Stored entries:
* Begin *
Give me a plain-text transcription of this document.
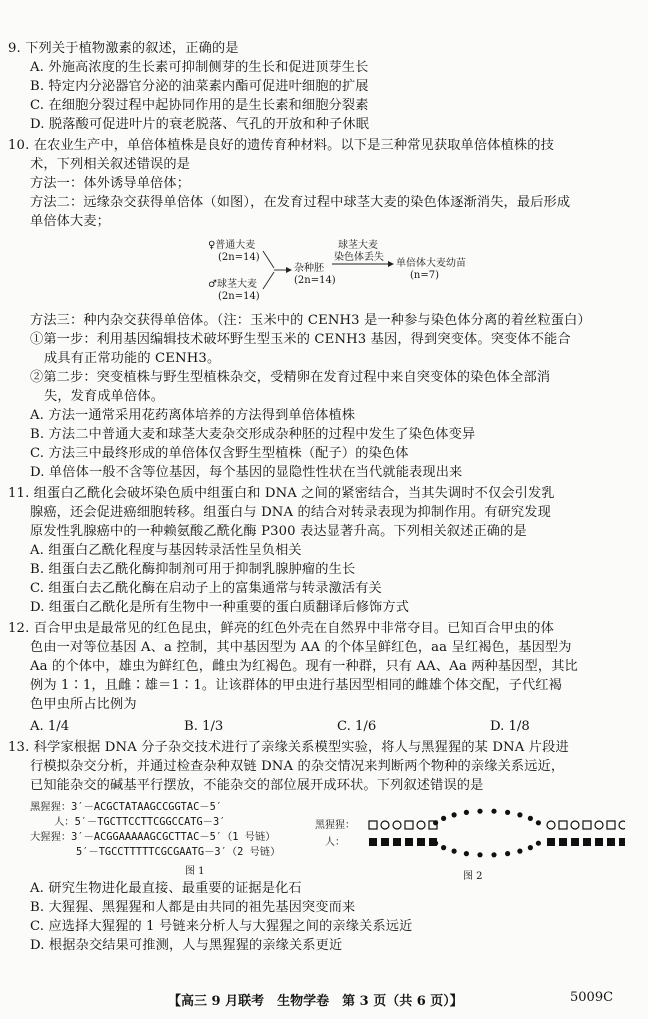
9. 下列关于植物激素的叙述，正确的是
A. 外施高浓度的生长素可抑制侧芽的生长和促进顶芽生长
B. 特定内分泌器官分泌的油菜素内酯可促进叶细胞的扩展
C. 在细胞分裂过程中起协同作用的是生长素和细胞分裂素
D. 脱落酸可促进叶片的衰老脱落、气孔的开放和种子休眠
10. 在农业生产中，单倍体植株是良好的遗传育种材料。以下是三种常见获取单倍体植株的技
术，下列相关叙述错误的是
方法一：体外诱导单倍体；
方法二：远缘杂交获得单倍体（如图），在发育过程中球茎大麦的染色体逐渐消失，最后形成
单倍体大麦；
♀普通大麦
(2n=14)
♂球茎大麦
(2n=14)
杂种胚
(2n=14)
球茎大麦
染色体丢失
单倍体大麦幼苗
(n=7)
方法三：种内杂交获得单倍体。（注：玉米中的 CENH3 是一种参与染色体分离的着丝粒蛋白）
①第一步：利用基因编辑技术破坏野生型玉米的 CENH3 基因，得到突变体。突变体不能合
成具有正常功能的 CENH3。
②第二步：突变植株与野生型植株杂交，受精卵在发育过程中来自突变体的染色体全部消
失，发育成单倍体。
A. 方法一通常采用花药离体培养的方法得到单倍体植株
B. 方法二中普通大麦和球茎大麦杂交形成杂种胚的过程中发生了染色体变异
C. 方法三中最终形成的单倍体仅含野生型植株（配子）的染色体
D. 单倍体一般不含等位基因，每个基因的显隐性性状在当代就能表现出来
11. 组蛋白乙酰化会破坏染色质中组蛋白和 DNA 之间的紧密结合，当其失调时不仅会引发乳
腺癌，还会促进癌细胞转移。组蛋白与 DNA 的结合对转录表现为抑制作用。有研究发现
原发性乳腺癌中的一种赖氨酸乙酰化酶 P300 表达显著升高。下列相关叙述正确的是
A. 组蛋白乙酰化程度与基因转录活性呈负相关
B. 组蛋白去乙酰化酶抑制剂可用于抑制乳腺肿瘤的生长
C. 组蛋白去乙酰化酶在启动子上的富集通常与转录激活有关
D. 组蛋白乙酰化是所有生物中一种重要的蛋白质翻译后修饰方式
12. 百合甲虫是最常见的红色昆虫，鲜亮的红色外壳在自然界中非常夺目。已知百合甲虫的体
色由一对等位基因 A、a 控制，其中基因型为 AA 的个体呈鲜红色，aa 呈红褐色，基因型为
Aa 的个体中，雄虫为鲜红色，雌虫为红褐色。现有一种群，只有 AA、Aa 两种基因型，其比
例为 1∶1，且雌∶雄＝1∶1。让该群体的甲虫进行基因型相同的雌雄个体交配，子代红褐
色甲虫所占比例为
A. 1/4	B. 1/3	C. 1/6	D. 1/8
13. 科学家根据 DNA 分子杂交技术进行了亲缘关系模型实验，将人与黑猩猩的某 DNA 片段进
行模拟杂交分析，并通过检查杂种双链 DNA 的杂交情况来判断两个物种的亲缘关系远近，
已知能杂交的碱基平行摆放，不能杂交的部位展开成环状。下列叙述错误的是
黑猩猩：3′－ACGCTATAAGCCGGTAC－5′
人：5′－TGCTTCCTTCGGCCATG－3′
大猩猩：3′－ACGGAAAAAGCGCTTAC－5′（1 号链）
5′－TGCCTTTTTCGCGAATG－3′（2 号链）
图 1
黑猩猩：
人：
图 2
A. 研究生物进化最直接、最重要的证据是化石
B. 大猩猩、黑猩猩和人都是由共同的祖先基因突变而来
C. 应选择大猩猩的 1 号链来分析人与大猩猩之间的亲缘关系远近
D. 根据杂交结果可推测，人与黑猩猩的亲缘关系更近
【高三 9 月联考　生物学卷　第 3 页（共 6 页）】	5009C
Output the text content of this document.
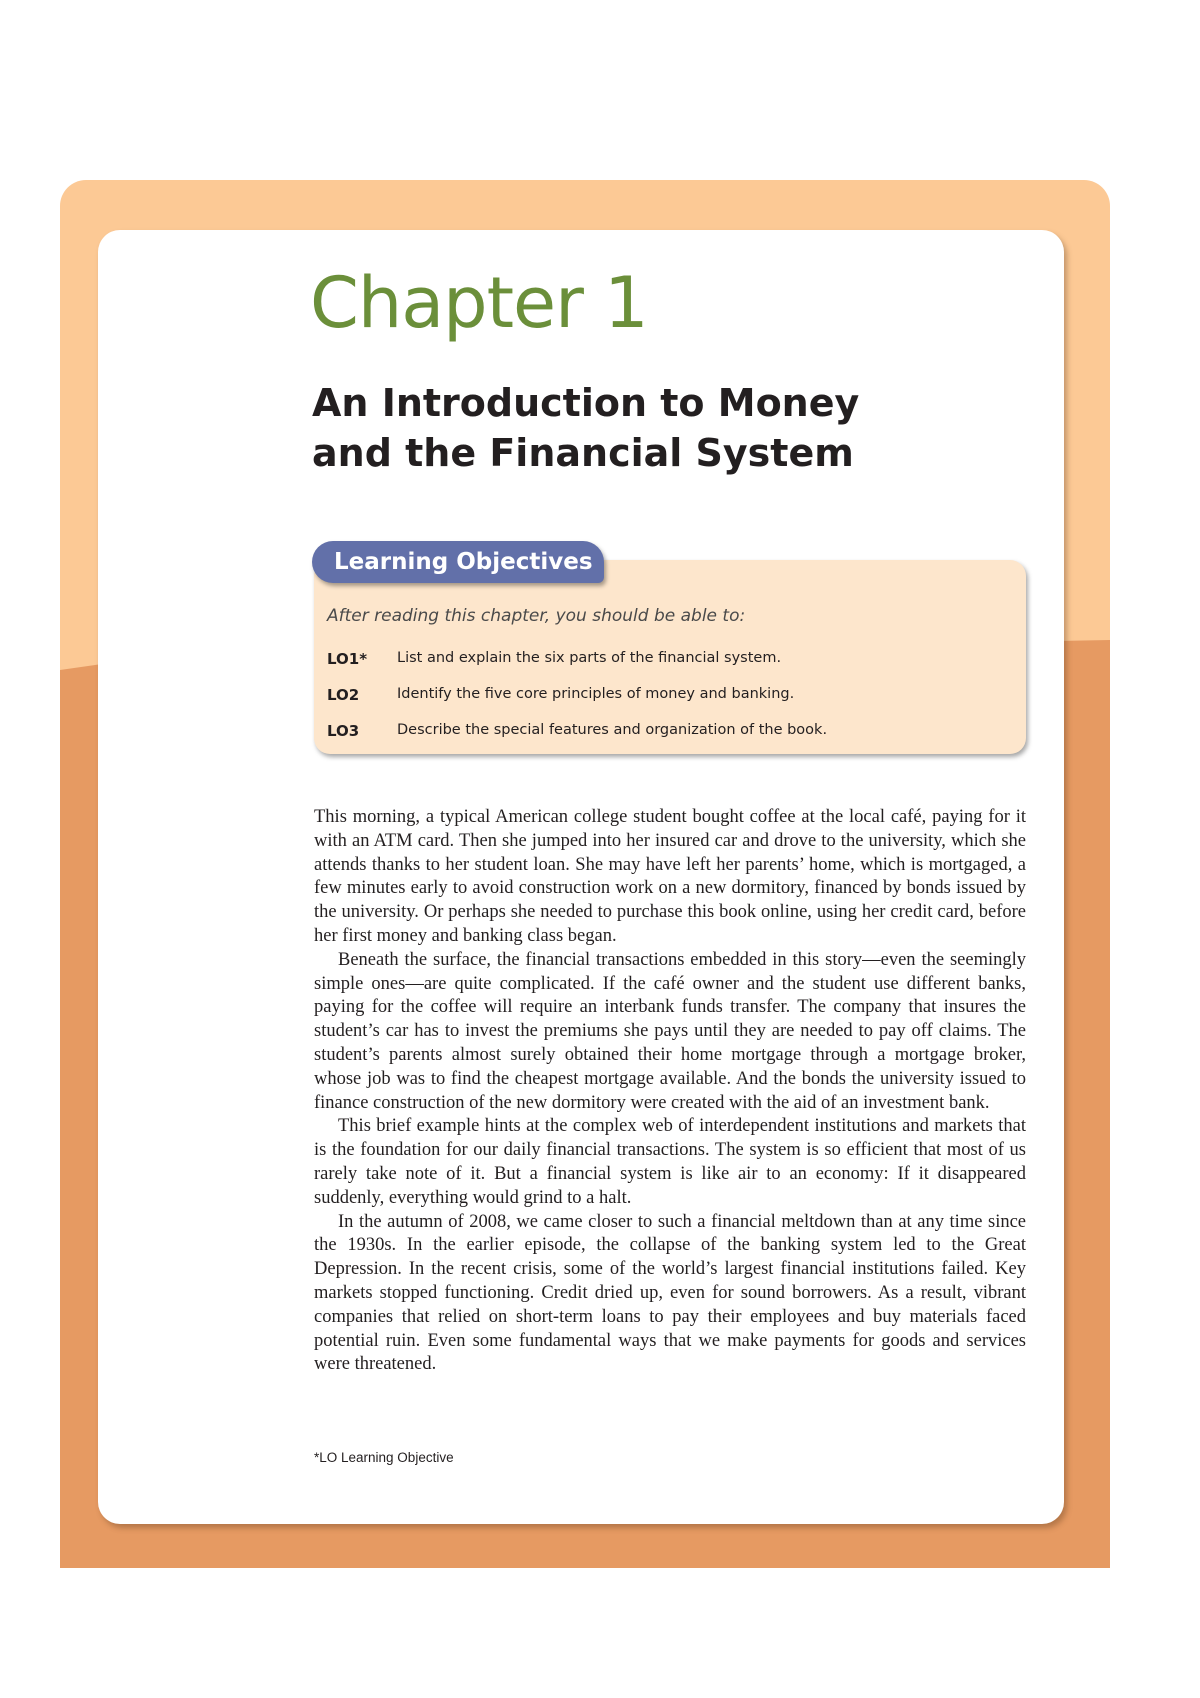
Chapter 1
An Introduction to Money
and the Financial System
Learning Objectives

After reading this chapter, you should be able to:

LO1* List and explain the six parts of the financial system.
LO2	Identify the five core principles of money and banking.
LO3	Describe the special features and organization of the book.

This morning, a typical American college student bought coffee at the local café, paying for it with an ATM card. Then she jumped into her insured car and drove to the university, which she attends thanks to her student loan. She may have left her parents’ home, which is mortgaged, a few minutes early to avoid construction work on a new dormitory, financed by bonds issued by the university. Or perhaps she needed to purchase this book online, using her credit card, before her first money and banking class began.

Beneath the surface, the financial transactions embedded in this story—even the seemingly simple ones—are quite complicated. If the café owner and the student use different banks, paying for the coffee will require an interbank funds transfer. The company that insures the student’s car has to invest the premiums she pays until they are needed to pay off claims. The student’s parents almost surely obtained their home mortgage through a mortgage broker, whose job was to find the cheapest mortgage available. And the bonds the university issued to finance construction of the new dormitory were created with the aid of an investment bank.

This brief example hints at the complex web of interdependent institutions and markets that is the foundation for our daily financial transactions. The system is so efficient that most of us rarely take note of it. But a financial system is like air to an economy: If it disappeared suddenly, everything would grind to a halt.

In the autumn of 2008, we came closer to such a financial meltdown than at any time since the 1930s. In the earlier episode, the collapse of the banking system led to the Great Depression. In the recent crisis, some of the world’s largest financial institutions failed. Key markets stopped functioning. Credit dried up, even for sound borrowers. As a result, vibrant companies that relied on short-term loans to pay their employees and buy materials faced potential ruin. Even some fundamental ways that we make payments for goods and services were threatened.

*LO Learning Objective
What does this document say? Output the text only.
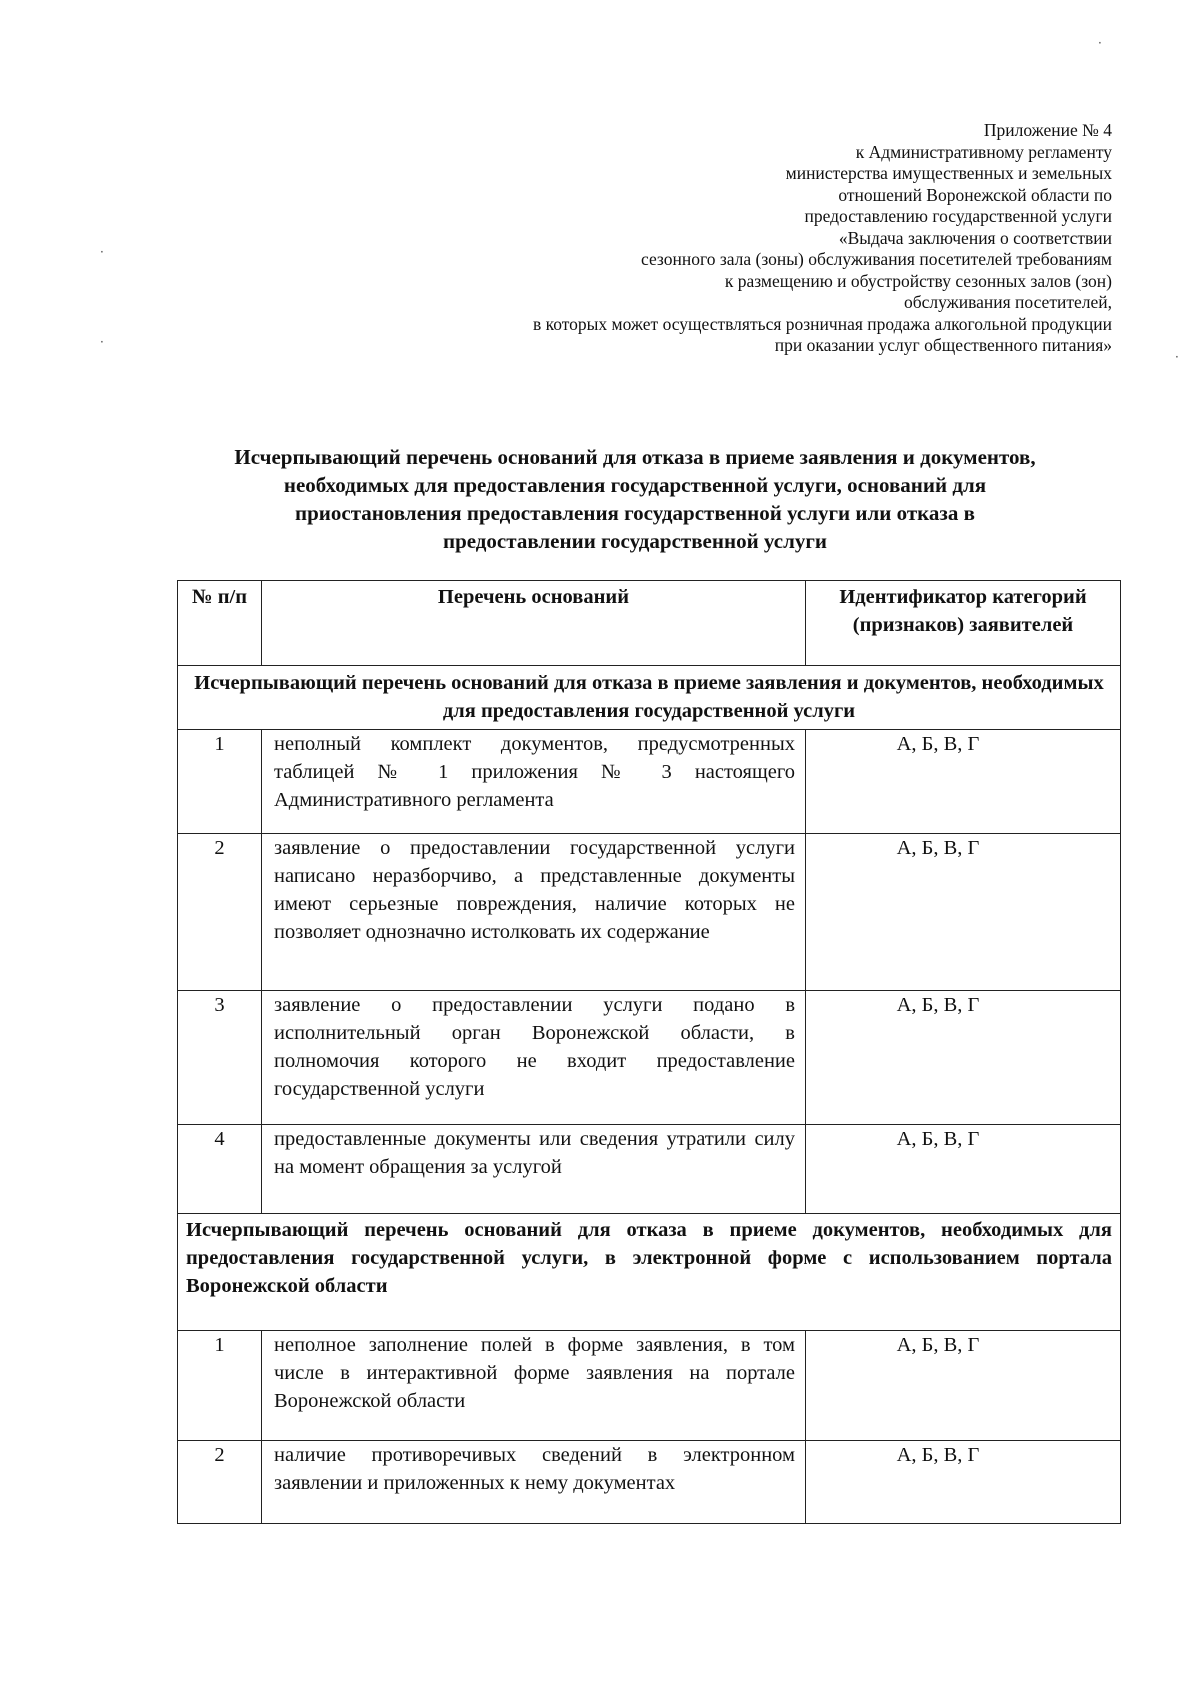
Приложение № 4
к Административному регламенту
министерства имущественных и земельных
отношений Воронежской области по
предоставлению государственной услуги
«Выдача заключения о соответствии
сезонного зала (зоны) обслуживания посетителей требованиям
к размещению и обустройству сезонных залов (зон)
обслуживания посетителей,
в которых может осуществляться розничная продажа алкогольной продукции
при оказании услуг общественного питания»
Исчерпывающий перечень оснований для отказа в приеме заявления и документов,
необходимых для предоставления государственной услуги, оснований для
приостановления предоставления государственной услуги или отказа в
предоставлении государственной услуги
№ п/п	Перечень оснований	Идентификатор категорий (признаков) заявителей
Исчерпывающий перечень оснований для отказа в приеме заявления и документов, необходимых для предоставления государственной услуги		
1	неполный комплект документов, предусмотренных таблицей № 1 приложения № 3 настоящего Административного регламента	А, Б, В, Г
2	заявление о предоставлении государственной услуги написано неразборчиво, а представленные документы имеют серьезные повреждения, наличие которых не позволяет однозначно истолковать их содержание	А, Б, В, Г
3	заявление о предоставлении услуги подано в исполнительный орган Воронежской области, в полномочия которого не входит предоставление государственной услуги	А, Б, В, Г
4	предоставленные документы или сведения утратили силу на момент обращения за услугой	А, Б, В, Г
Исчерпывающий перечень оснований для отказа в приеме документов, необходимых для предоставления государственной услуги, в электронной форме с использованием портала Воронежской области		
1	неполное заполнение полей в форме заявления, в том числе в интерактивной форме заявления на портале Воронежской области	А, Б, В, Г
2	наличие противоречивых сведений в электронном заявлении и приложенных к нему документах	А, Б, В, Г
·
·
·
·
* End *
TASK OBJECTIVE >> Determine the number of lines in the listing that contain the string "посетителей". Write that number and nothing else.

TASK OUTPUT >> 2